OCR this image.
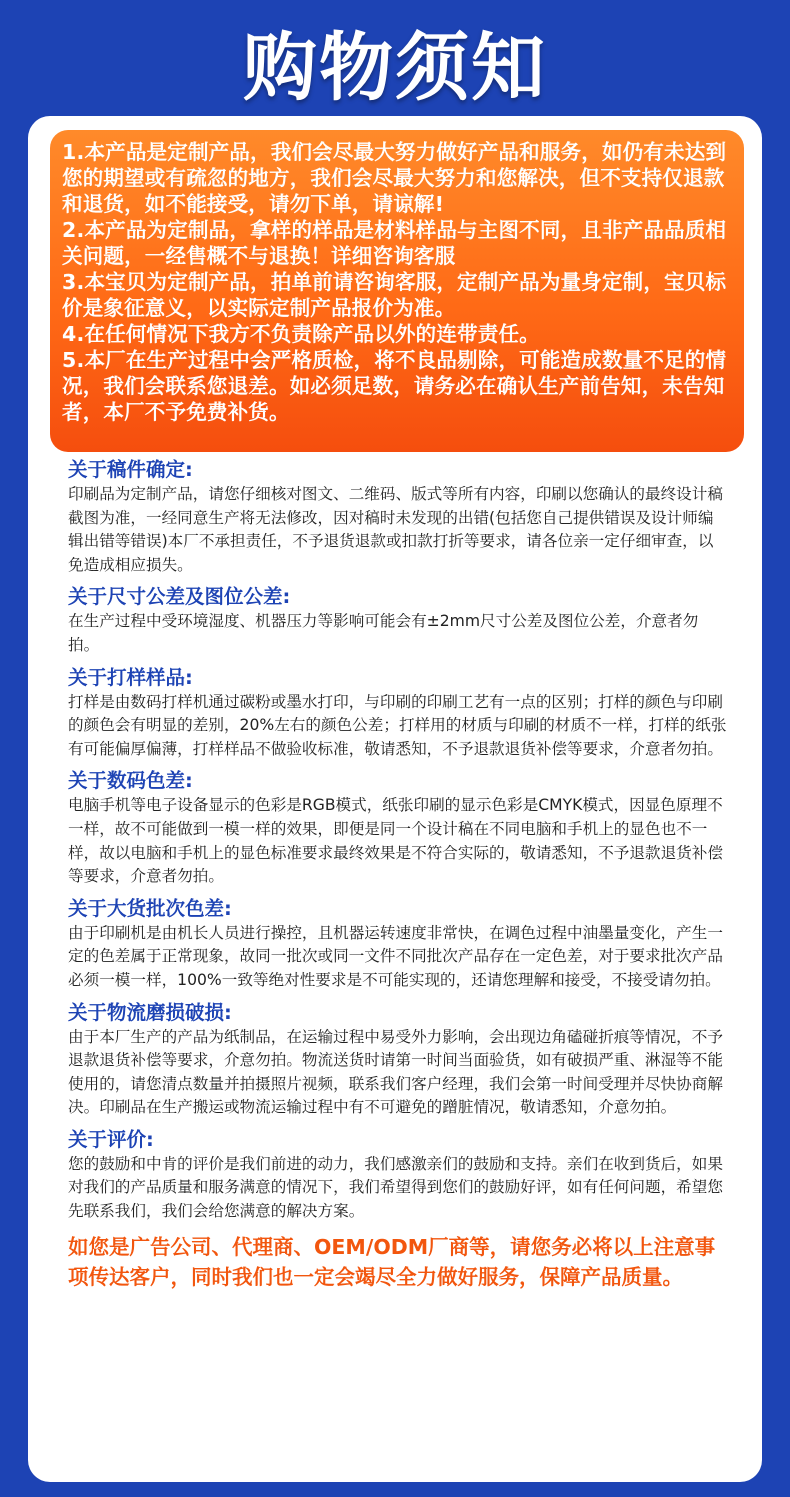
购物须知

1.本产品是定制产品，我们会尽最大努力做好产品和服务，如仍有未达到您的期望或有疏忽的地方，我们会尽最大努力和您解决，但不支持仅退款和退货，如不能接受，请勿下单，请谅解!

2.本产品为定制品，拿样的样品是材料样品与主图不同，且非产品品质相关问题，一经售概不与退换！详细咨询客服

3.本宝贝为定制产品，拍单前请咨询客服，定制产品为量身定制，宝贝标价是象征意义，以实际定制产品报价为准。

4.在任何情况下我方不负责除产品以外的连带责任。

5.本厂在生产过程中会严格质检，将不良品剔除，可能造成数量不足的情况，我们会联系您退差。如必须足数，请务必在确认生产前告知，未告知者，本厂不予免费补货。

关于稿件确定:

印刷品为定制产品，请您仔细核对图文、二维码、版式等所有内容，印刷以您确认的最终设计稿截图为准，一经同意生产将无法修改，因对稿时未发现的出错(包括您自己提供错误及设计师编辑出错等错误)本厂不承担责任，不予退货退款或扣款打折等要求，请各位亲一定仔细审查，以免造成相应损失。

关于尺寸公差及图位公差:

在生产过程中受环境湿度、机器压力等影响可能会有±2mm尺寸公差及图位公差，介意者勿拍。

关于打样样品:

打样是由数码打样机通过碳粉或墨水打印，与印刷的印刷工艺有一点的区别；打样的颜色与印刷的颜色会有明显的差别，20%左右的颜色公差；打样用的材质与印刷的材质不一样，打样的纸张有可能偏厚偏薄，打样样品不做验收标准，敬请悉知，不予退款退货补偿等要求，介意者勿拍。

关于数码色差:

电脑手机等电子设备显示的色彩是RGB模式，纸张印刷的显示色彩是CMYK模式，因显色原理不一样，故不可能做到一模一样的效果，即便是同一个设计稿在不同电脑和手机上的显色也不一样，故以电脑和手机上的显色标准要求最终效果是不符合实际的，敬请悉知，不予退款退货补偿等要求，介意者勿拍。

关于大货批次色差:

由于印刷机是由机长人员进行操控，且机器运转速度非常快，在调色过程中油墨量变化，产生一定的色差属于正常现象，故同一批次或同一文件不同批次产品存在一定色差，对于要求批次产品必须一模一样，100%一致等绝对性要求是不可能实现的，还请您理解和接受，不接受请勿拍。

关于物流磨损破损:

由于本厂生产的产品为纸制品，在运输过程中易受外力影响，会出现边角磕碰折痕等情况，不予退款退货补偿等要求，介意勿拍。物流送货时请第一时间当面验货，如有破损严重、淋湿等不能使用的，请您清点数量并拍摄照片视频，联系我们客户经理，我们会第一时间受理并尽快协商解决。印刷品在生产搬运或物流运输过程中有不可避免的蹭脏情况，敬请悉知，介意勿拍。

关于评价:

您的鼓励和中肯的评价是我们前进的动力，我们感激亲们的鼓励和支持。亲们在收到货后，如果对我们的产品质量和服务满意的情况下，我们希望得到您们的鼓励好评，如有任何问题，希望您先联系我们，我们会给您满意的解决方案。

如您是广告公司、代理商、OEM/ODM厂商等，请您务必将以上注意事项传达客户，同时我们也一定会竭尽全力做好服务，保障产品质量。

*Task*. Which lines hold the word "不予退款退货补偿等要求"? Return all of them from the records above.

*Written answer*.
打样是由数码打样机通过碳粉或墨水打印，与印刷的印刷工艺有一点的区别；打样的颜色与印刷的颜色会有明显的差别，20%左右的颜色公差；打样用的材质与印刷的材质不一样，打样的纸张有可能偏厚偏薄，打样样品不做验收标准，敬请悉知，不予退款退货补偿等要求，介意者勿拍。
电脑手机等电子设备显示的色彩是RGB模式，纸张印刷的显示色彩是CMYK模式，因显色原理不一样，故不可能做到一模一样的效果，即便是同一个设计稿在不同电脑和手机上的显色也不一样，故以电脑和手机上的显色标准要求最终效果是不符合实际的，敬请悉知，不予退款退货补偿等要求，介意者勿拍。
由于本厂生产的产品为纸制品，在运输过程中易受外力影响，会出现边角磕碰折痕等情况，不予退款退货补偿等要求，介意勿拍。物流送货时请第一时间当面验货，如有破损严重、淋湿等不能使用的，请您清点数量并拍摄照片视频，联系我们客户经理，我们会第一时间受理并尽快协商解决。印刷品在生产搬运或物流运输过程中有不可避免的蹭脏情况，敬请悉知，介意勿拍。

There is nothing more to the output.